* [Data extract]

------

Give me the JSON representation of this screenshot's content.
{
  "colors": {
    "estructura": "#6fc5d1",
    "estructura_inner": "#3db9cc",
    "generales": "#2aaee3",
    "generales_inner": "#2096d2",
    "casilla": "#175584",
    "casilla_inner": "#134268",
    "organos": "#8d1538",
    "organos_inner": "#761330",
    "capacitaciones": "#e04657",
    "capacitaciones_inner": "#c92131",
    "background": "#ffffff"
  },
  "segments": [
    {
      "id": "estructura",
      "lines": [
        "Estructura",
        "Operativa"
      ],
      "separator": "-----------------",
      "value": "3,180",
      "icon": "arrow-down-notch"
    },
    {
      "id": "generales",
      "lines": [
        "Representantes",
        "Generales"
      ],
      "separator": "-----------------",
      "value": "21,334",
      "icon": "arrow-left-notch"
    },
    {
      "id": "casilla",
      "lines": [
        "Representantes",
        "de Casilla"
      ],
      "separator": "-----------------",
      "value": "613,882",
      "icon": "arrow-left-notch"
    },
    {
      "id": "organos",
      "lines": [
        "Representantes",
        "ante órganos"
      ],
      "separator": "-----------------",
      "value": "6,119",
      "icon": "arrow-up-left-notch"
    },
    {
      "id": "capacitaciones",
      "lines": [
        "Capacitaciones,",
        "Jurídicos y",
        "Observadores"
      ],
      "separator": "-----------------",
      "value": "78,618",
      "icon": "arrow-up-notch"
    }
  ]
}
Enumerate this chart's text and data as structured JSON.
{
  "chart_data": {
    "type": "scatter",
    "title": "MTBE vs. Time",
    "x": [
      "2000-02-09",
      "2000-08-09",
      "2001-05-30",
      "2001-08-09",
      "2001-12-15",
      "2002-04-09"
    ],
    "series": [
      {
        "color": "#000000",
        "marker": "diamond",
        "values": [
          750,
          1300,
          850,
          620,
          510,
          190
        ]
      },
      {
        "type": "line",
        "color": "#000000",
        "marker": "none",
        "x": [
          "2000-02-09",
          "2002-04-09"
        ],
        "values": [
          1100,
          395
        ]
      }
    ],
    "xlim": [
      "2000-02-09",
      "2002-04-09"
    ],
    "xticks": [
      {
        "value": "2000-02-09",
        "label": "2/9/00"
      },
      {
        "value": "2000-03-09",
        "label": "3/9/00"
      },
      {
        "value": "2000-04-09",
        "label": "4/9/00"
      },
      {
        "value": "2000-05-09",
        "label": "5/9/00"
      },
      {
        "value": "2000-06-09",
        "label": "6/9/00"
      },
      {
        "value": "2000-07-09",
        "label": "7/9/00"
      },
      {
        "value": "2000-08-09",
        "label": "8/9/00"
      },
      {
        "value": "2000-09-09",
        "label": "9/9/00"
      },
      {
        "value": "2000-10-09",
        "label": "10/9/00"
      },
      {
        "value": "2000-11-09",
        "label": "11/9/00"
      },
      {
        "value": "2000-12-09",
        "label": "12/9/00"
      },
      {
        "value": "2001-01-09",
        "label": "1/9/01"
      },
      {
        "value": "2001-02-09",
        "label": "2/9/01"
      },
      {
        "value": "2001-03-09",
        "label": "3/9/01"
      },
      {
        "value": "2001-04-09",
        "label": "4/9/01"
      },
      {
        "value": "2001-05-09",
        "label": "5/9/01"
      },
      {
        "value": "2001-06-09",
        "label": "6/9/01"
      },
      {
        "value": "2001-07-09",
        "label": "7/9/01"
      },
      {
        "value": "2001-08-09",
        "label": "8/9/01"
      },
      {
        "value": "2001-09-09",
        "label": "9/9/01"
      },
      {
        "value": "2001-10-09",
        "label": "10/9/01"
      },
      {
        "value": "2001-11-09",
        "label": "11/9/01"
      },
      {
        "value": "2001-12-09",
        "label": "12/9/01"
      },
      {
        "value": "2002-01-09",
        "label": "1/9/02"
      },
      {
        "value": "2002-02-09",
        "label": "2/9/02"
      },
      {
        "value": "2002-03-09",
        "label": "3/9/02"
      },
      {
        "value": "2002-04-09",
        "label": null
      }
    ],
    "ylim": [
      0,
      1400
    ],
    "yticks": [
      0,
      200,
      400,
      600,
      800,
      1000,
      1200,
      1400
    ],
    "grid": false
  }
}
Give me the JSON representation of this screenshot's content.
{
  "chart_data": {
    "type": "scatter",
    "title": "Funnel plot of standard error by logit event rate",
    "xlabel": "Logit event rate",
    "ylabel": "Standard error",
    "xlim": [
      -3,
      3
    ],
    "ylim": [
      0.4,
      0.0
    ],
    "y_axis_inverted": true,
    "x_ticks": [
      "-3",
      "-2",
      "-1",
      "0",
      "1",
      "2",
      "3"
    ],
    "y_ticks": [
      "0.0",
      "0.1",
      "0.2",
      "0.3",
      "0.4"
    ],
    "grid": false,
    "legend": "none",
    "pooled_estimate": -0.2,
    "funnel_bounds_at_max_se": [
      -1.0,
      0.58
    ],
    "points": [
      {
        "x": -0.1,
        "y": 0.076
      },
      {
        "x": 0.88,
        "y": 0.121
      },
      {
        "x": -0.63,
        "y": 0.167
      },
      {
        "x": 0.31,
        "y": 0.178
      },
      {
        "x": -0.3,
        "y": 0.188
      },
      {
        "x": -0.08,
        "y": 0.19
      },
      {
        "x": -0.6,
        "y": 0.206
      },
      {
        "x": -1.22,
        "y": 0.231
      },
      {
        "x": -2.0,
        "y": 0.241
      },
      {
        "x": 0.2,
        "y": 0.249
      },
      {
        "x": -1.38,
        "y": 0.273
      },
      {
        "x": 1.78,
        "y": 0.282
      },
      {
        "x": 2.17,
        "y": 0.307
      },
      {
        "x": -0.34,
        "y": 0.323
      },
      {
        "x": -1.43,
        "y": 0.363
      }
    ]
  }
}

------

* [Description of the task]
Reproduce every record, matching each line exactly.

* [Solution to this exercise]
Give me the JSON representation of this screenshot's content.
{
  "colors": {
    "estructura": "#6fc5d1",
    "estructura_inner": "#3db9cc",
    "generales": "#2aaee3",
    "generales_inner": "#2096d2",
    "casilla": "#175584",
    "casilla_inner": "#134268",
    "organos": "#8d1538",
    "organos_inner": "#761330",
    "capacitaciones": "#e04657",
    "capacitaciones_inner": "#c92131",
    "background": "#ffffff"
  },
  "segments": [
    {
      "id": "estructura",
      "lines": [
        "Estructura",
        "Operativa"
      ],
      "separator": "-----------------",
      "value": "3,180",
      "icon": "arrow-down-notch"
    },
    {
      "id": "generales",
      "lines": [
        "Representantes",
        "Generales"
      ],
      "separator": "-----------------",
      "value": "21,334",
      "icon": "arrow-left-notch"
    },
    {
      "id": "casilla",
      "lines": [
        "Representantes",
        "de Casilla"
      ],
      "separator": "-----------------",
      "value": "613,882",
      "icon": "arrow-left-notch"
    },
    {
      "id": "organos",
      "lines": [
        "Representantes",
        "ante órganos"
      ],
      "separator": "-----------------",
      "value": "6,119",
      "icon": "arrow-up-left-notch"
    },
    {
      "id": "capacitaciones",
      "lines": [
        "Capacitaciones,",
        "Jurídicos y",
        "Observadores"
      ],
      "separator": "-----------------",
      "value": "78,618",
      "icon": "arrow-up-notch"
    }
  ]
}
Enumerate this chart's text and data as structured JSON.
{
  "chart_data": {
    "type": "scatter",
    "title": "MTBE vs. Time",
    "x": [
      "2000-02-09",
      "2000-08-09",
      "2001-05-30",
      "2001-08-09",
      "2001-12-15",
      "2002-04-09"
    ],
    "series": [
      {
        "color": "#000000",
        "marker": "diamond",
        "values": [
          750,
          1300,
          850,
          620,
          510,
          190
        ]
      },
      {
        "type": "line",
        "color": "#000000",
        "marker": "none",
        "x": [
          "2000-02-09",
          "2002-04-09"
        ],
        "values": [
          1100,
          395
        ]
      }
    ],
    "xlim": [
      "2000-02-09",
      "2002-04-09"
    ],
    "xticks": [
      {
        "value": "2000-02-09",
        "label": "2/9/00"
      },
      {
        "value": "2000-03-09",
        "label": "3/9/00"
      },
      {
        "value": "2000-04-09",
        "label": "4/9/00"
      },
      {
        "value": "2000-05-09",
        "label": "5/9/00"
      },
      {
        "value": "2000-06-09",
        "label": "6/9/00"
      },
      {
        "value": "2000-07-09",
        "label": "7/9/00"
      },
      {
        "value": "2000-08-09",
        "label": "8/9/00"
      },
      {
        "value": "2000-09-09",
        "label": "9/9/00"
      },
      {
        "value": "2000-10-09",
        "label": "10/9/00"
      },
      {
        "value": "2000-11-09",
        "label": "11/9/00"
      },
      {
        "value": "2000-12-09",
        "label": "12/9/00"
      },
      {
        "value": "2001-01-09",
        "label": "1/9/01"
      },
      {
        "value": "2001-02-09",
        "label": "2/9/01"
      },
      {
        "value": "2001-03-09",
        "label": "3/9/01"
      },
      {
        "value": "2001-04-09",
        "label": "4/9/01"
      },
      {
        "value": "2001-05-09",
        "label": "5/9/01"
      },
      {
        "value": "2001-06-09",
        "label": "6/9/01"
      },
      {
        "value": "2001-07-09",
        "label": "7/9/01"
      },
      {
        "value": "2001-08-09",
        "label": "8/9/01"
      },
      {
        "value": "2001-09-09",
        "label": "9/9/01"
      },
      {
        "value": "2001-10-09",
        "label": "10/9/01"
      },
      {
        "value": "2001-11-09",
        "label": "11/9/01"
      },
      {
        "value": "2001-12-09",
        "label": "12/9/01"
      },
      {
        "value": "2002-01-09",
        "label": "1/9/02"
      },
      {
        "value": "2002-02-09",
        "label": "2/9/02"
      },
      {
        "value": "2002-03-09",
        "label": "3/9/02"
      },
      {
        "value": "2002-04-09",
        "label": null
      }
    ],
    "ylim": [
      0,
      1400
    ],
    "yticks": [
      0,
      200,
      400,
      600,
      800,
      1000,
      1200,
      1400
    ],
    "grid": false
  }
}
Give me the JSON representation of this screenshot's content.
{
  "chart_data": {
    "type": "scatter",
    "title": "Funnel plot of standard error by logit event rate",
    "xlabel": "Logit event rate",
    "ylabel": "Standard error",
    "xlim": [
      -3,
      3
    ],
    "ylim": [
      0.4,
      0.0
    ],
    "y_axis_inverted": true,
    "x_ticks": [
      "-3",
      "-2",
      "-1",
      "0",
      "1",
      "2",
      "3"
    ],
    "y_ticks": [
      "0.0",
      "0.1",
      "0.2",
      "0.3",
      "0.4"
    ],
    "grid": false,
    "legend": "none",
    "pooled_estimate": -0.2,
    "funnel_bounds_at_max_se": [
      -1.0,
      0.58
    ],
    "points": [
      {
        "x": -0.1,
        "y": 0.076
      },
      {
        "x": 0.88,
        "y": 0.121
      },
      {
        "x": -0.63,
        "y": 0.167
      },
      {
        "x": 0.31,
        "y": 0.178
      },
      {
        "x": -0.3,
        "y": 0.188
      },
      {
        "x": -0.08,
        "y": 0.19
      },
      {
        "x": -0.6,
        "y": 0.206
      },
      {
        "x": -1.22,
        "y": 0.231
      },
      {
        "x": -2.0,
        "y": 0.241
      },
      {
        "x": 0.2,
        "y": 0.249
      },
      {
        "x": -1.38,
        "y": 0.273
      },
      {
        "x": 1.78,
        "y": 0.282
      },
      {
        "x": 2.17,
        "y": 0.307
      },
      {
        "x": -0.34,
        "y": 0.323
      },
      {
        "x": -1.43,
        "y": 0.363
      }
    ]
  }
}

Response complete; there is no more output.